◆ Instructions for the task
List every line in the items below that contains the string "grid".

◆ Material for this task
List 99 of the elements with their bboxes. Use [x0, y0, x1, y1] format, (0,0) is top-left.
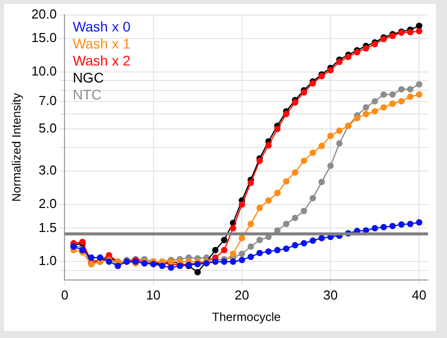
point [248, 254, 254, 260]
point [336, 140, 343, 147]
point [265, 248, 272, 255]
point [274, 190, 281, 196]
point [362, 45, 370, 52]
point [292, 169, 298, 176]
point [238, 234, 246, 242]
point [274, 246, 281, 254]
point [256, 236, 263, 244]
point [398, 98, 405, 104]
x-tick-label: 10 [146, 287, 161, 302]
point [88, 254, 94, 261]
x-tick-label: 30 [323, 287, 338, 302]
point [256, 204, 263, 212]
point [336, 127, 343, 134]
point [212, 246, 219, 254]
point [318, 142, 325, 150]
point [256, 250, 263, 256]
y-tick-label: 20.0 [31, 6, 57, 22]
y-tick-label: 5.0 [38, 120, 57, 136]
point [416, 28, 422, 34]
point [248, 220, 254, 228]
y-tick-label: 2.0 [38, 196, 57, 212]
text: Wash x 0 [72, 18, 131, 35]
point [416, 219, 422, 226]
point [221, 246, 228, 254]
point [336, 58, 343, 66]
point [407, 86, 414, 92]
point [248, 243, 254, 250]
point [230, 258, 236, 265]
point [238, 201, 246, 208]
point [389, 91, 396, 98]
point [362, 110, 370, 118]
point [96, 254, 104, 261]
point [416, 91, 422, 98]
point [318, 178, 325, 186]
point [79, 246, 86, 254]
point [292, 214, 298, 222]
text: NGC [72, 70, 104, 86]
point [300, 208, 308, 214]
x-axis-title: Thermocycle [212, 310, 282, 324]
point [194, 268, 201, 276]
point [327, 132, 334, 140]
point [372, 98, 378, 104]
y-tick-label: 3.0 [38, 162, 57, 178]
x-tick-label: 40 [412, 287, 426, 302]
point [283, 110, 290, 118]
x-tick-label: 0 [61, 287, 68, 302]
point [310, 237, 316, 244]
point [327, 162, 334, 169]
text: Wash x 1 [72, 36, 131, 52]
point [221, 236, 228, 244]
point [380, 104, 387, 111]
point [327, 67, 334, 74]
point [372, 108, 378, 114]
point [416, 81, 422, 88]
point [274, 126, 281, 132]
point [310, 150, 316, 156]
point [238, 256, 246, 264]
point [230, 250, 236, 257]
y-tick-label: 1.5 [38, 220, 57, 235]
point [283, 220, 290, 228]
point [398, 86, 405, 92]
point [265, 142, 272, 149]
point [292, 99, 298, 106]
y-tick-label: 15.0 [31, 30, 57, 46]
point [310, 194, 316, 202]
point [407, 94, 414, 100]
point [265, 197, 272, 204]
point [256, 158, 263, 164]
y-tick-label: 1.0 [38, 253, 57, 268]
point [380, 224, 387, 230]
point [283, 245, 290, 252]
point [407, 220, 414, 228]
y-tick-label: 7.0 [38, 92, 57, 108]
point [248, 180, 254, 186]
y-tick-label: 10.0 [31, 63, 57, 78]
point [389, 222, 396, 230]
point [230, 225, 236, 232]
point [416, 22, 422, 29]
point [300, 158, 308, 164]
text: NTC [72, 86, 102, 103]
point [318, 234, 325, 242]
point [292, 242, 298, 248]
point [389, 100, 396, 107]
point [372, 225, 378, 232]
text: Wash x 2 [72, 52, 131, 69]
point [398, 221, 405, 228]
point [168, 264, 174, 271]
point [300, 89, 308, 96]
point [362, 104, 370, 111]
point [300, 240, 308, 246]
point [238, 250, 246, 257]
point [407, 28, 414, 36]
x-tick-label: 20 [234, 287, 250, 302]
y-axis-title: Normalized Intensity [10, 93, 24, 202]
point [354, 115, 360, 122]
point [380, 91, 387, 98]
point [283, 178, 290, 185]
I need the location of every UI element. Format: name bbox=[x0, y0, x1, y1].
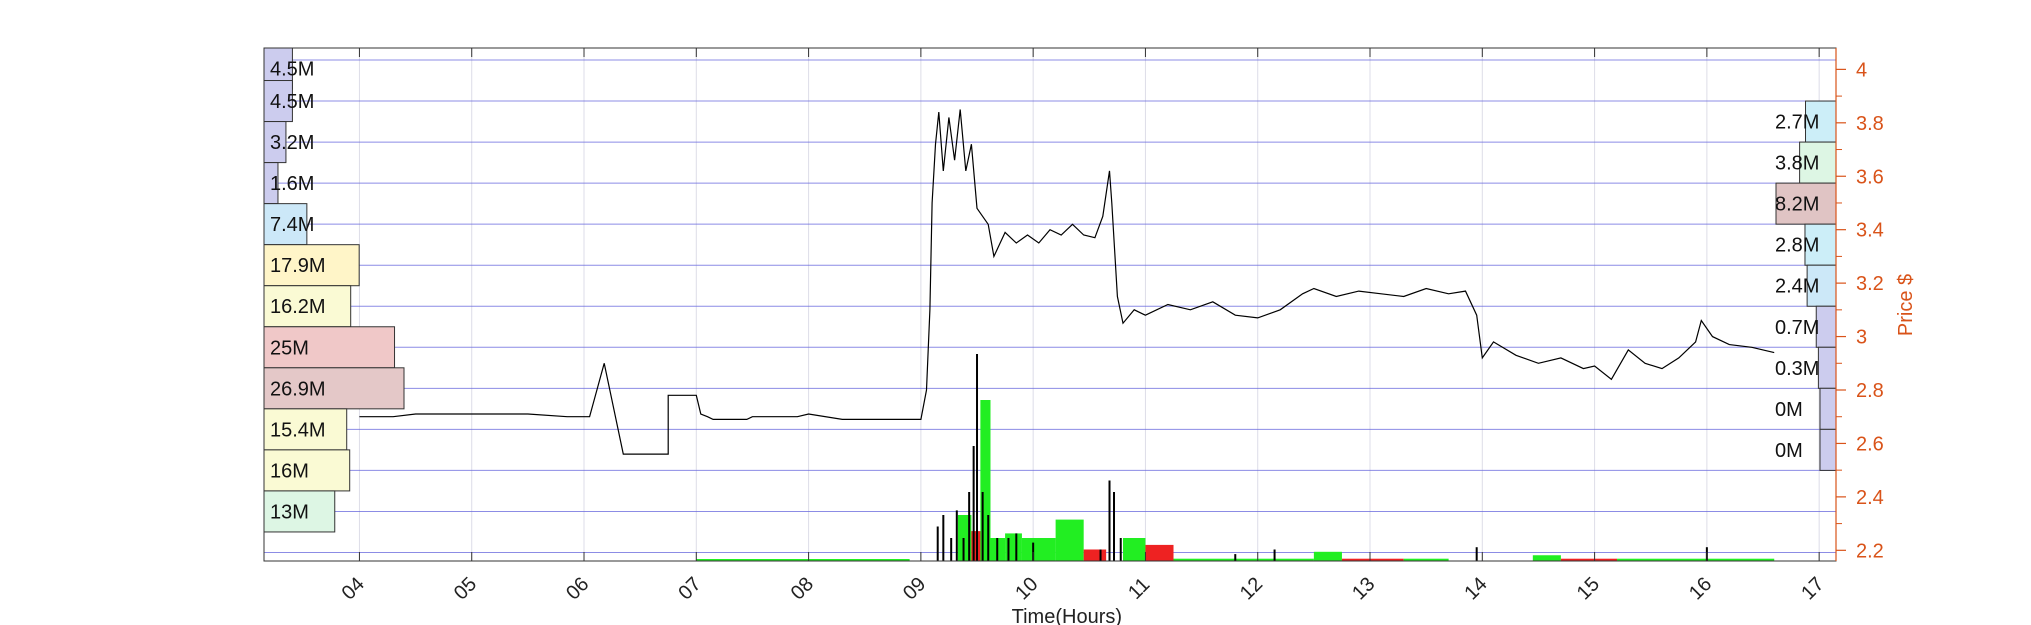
right-profile-label: 2.4M bbox=[1775, 276, 1819, 298]
y-axis-label: Price $ bbox=[1895, 274, 1917, 336]
volume-bar bbox=[696, 559, 910, 561]
right-profile-label: 2.7M bbox=[1775, 112, 1819, 134]
left-profile-label: 4.5M bbox=[270, 59, 314, 81]
volume-bars bbox=[696, 354, 1775, 561]
left-volume-profile: 4.5M 4.5M 3.2M 1.6M 7.4M 17.9M 16.2M 25M 26.9M 15… bbox=[263, 47, 405, 533]
left-profile-bar bbox=[263, 449, 351, 492]
left-profile-label: 7.4M bbox=[270, 214, 314, 236]
x-tick-label: 15 bbox=[1573, 573, 1604, 604]
right-profile-bar bbox=[1817, 346, 1837, 389]
right-profile-label: 3.8M bbox=[1775, 153, 1819, 175]
left-profile-label: 1.6M bbox=[270, 173, 314, 195]
right-profile-label: 8.2M bbox=[1775, 194, 1819, 216]
volume-bar bbox=[1055, 519, 1084, 561]
left-profile-bar bbox=[263, 244, 360, 287]
price-line bbox=[359, 109, 1775, 455]
right-y-axis-ticks: 2.2 2.4 2.6 2.8 3 3.2 3.4 3.6 3.8 4 bbox=[1835, 48, 1884, 562]
right-profile-bar bbox=[1805, 100, 1837, 143]
volume-bar bbox=[1021, 538, 1056, 561]
volume-bar bbox=[1617, 558, 1775, 561]
y-tick-label: 2.8 bbox=[1856, 380, 1884, 402]
x-tick-label: 07 bbox=[674, 573, 705, 604]
left-profile-label: 17.9M bbox=[270, 255, 326, 277]
y-tick-label: 3.8 bbox=[1856, 113, 1884, 135]
x-tick-label: 06 bbox=[562, 573, 593, 604]
y-tick-label: 4 bbox=[1856, 59, 1867, 81]
right-profile-label: 0.3M bbox=[1775, 358, 1819, 380]
volume-bar bbox=[1313, 551, 1342, 561]
right-profile-bar bbox=[1775, 182, 1837, 225]
left-profile-label: 4.5M bbox=[270, 91, 314, 113]
x-tick-label: 08 bbox=[787, 573, 818, 604]
x-tick-label: 13 bbox=[1348, 573, 1379, 604]
left-profile-label: 16M bbox=[270, 460, 309, 482]
y-tick-label: 2.4 bbox=[1856, 487, 1884, 509]
right-profile-label: 2.8M bbox=[1775, 235, 1819, 257]
volume-bar bbox=[980, 400, 991, 561]
left-profile-bar bbox=[263, 285, 352, 328]
x-tick-label: 12 bbox=[1236, 573, 1267, 604]
volume-bar bbox=[1083, 549, 1107, 561]
x-tick-label: 16 bbox=[1685, 573, 1716, 604]
y-tick-label: 3 bbox=[1856, 327, 1867, 349]
left-profile-bar bbox=[263, 367, 405, 410]
right-profile-label: 0M bbox=[1775, 399, 1803, 421]
x-tick-label: 04 bbox=[338, 573, 369, 604]
x-tick-label: 10 bbox=[1011, 573, 1042, 604]
left-profile-label: 13M bbox=[270, 501, 309, 523]
left-profile-label: 26.9M bbox=[270, 378, 326, 400]
volume-bar bbox=[1122, 538, 1146, 561]
x-axis-label: Time(Hours) bbox=[1012, 606, 1122, 625]
x-tick-label: 11 bbox=[1124, 574, 1154, 604]
right-profile-label: 0.7M bbox=[1775, 317, 1819, 339]
y-tick-label: 3.6 bbox=[1856, 166, 1884, 188]
left-profile-label: 15.4M bbox=[270, 419, 326, 441]
volume-bar bbox=[957, 515, 972, 561]
right-profile-bar bbox=[1819, 387, 1837, 430]
volume-bar bbox=[1560, 558, 1618, 561]
volume-bar bbox=[1532, 555, 1561, 561]
right-profile-label: 0M bbox=[1775, 440, 1803, 462]
volume-bar bbox=[1173, 558, 1314, 561]
volume-bar bbox=[1403, 558, 1449, 561]
left-profile-bar bbox=[263, 490, 336, 533]
volume-bar bbox=[1341, 558, 1404, 561]
left-profile-bar bbox=[263, 80, 293, 123]
horizontal-grid bbox=[264, 59, 1836, 553]
y-tick-label: 2.6 bbox=[1856, 433, 1884, 455]
y-tick-label: 2.2 bbox=[1856, 540, 1884, 562]
volume-bar bbox=[1145, 544, 1174, 561]
left-profile-bar bbox=[263, 408, 348, 451]
left-profile-label: 3.2M bbox=[270, 132, 314, 154]
y-tick-label: 3.2 bbox=[1856, 273, 1884, 295]
x-tick-label: 05 bbox=[450, 573, 481, 604]
y-tick-label: 3.4 bbox=[1856, 220, 1884, 242]
x-tick-label: 14 bbox=[1460, 573, 1491, 604]
right-profile-bar bbox=[1819, 428, 1837, 471]
x-tick-label: 17 bbox=[1797, 573, 1828, 604]
left-profile-label: 16.2M bbox=[270, 296, 326, 318]
x-tick-label: 09 bbox=[899, 573, 930, 604]
vertical-grid bbox=[358, 48, 1820, 561]
left-profile-bar bbox=[263, 326, 396, 369]
left-profile-label: 25M bbox=[270, 337, 309, 359]
right-volume-profile: 2.7M 3.8M 8.2M 2.8M 2.4M 0.7M 0.3M 0M 0M bbox=[1775, 100, 1837, 471]
plot-frame bbox=[263, 47, 1837, 562]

◆ Solution to this task
horizontal-grid bbox=[264, 59, 1836, 553]
vertical-grid bbox=[358, 48, 1820, 561]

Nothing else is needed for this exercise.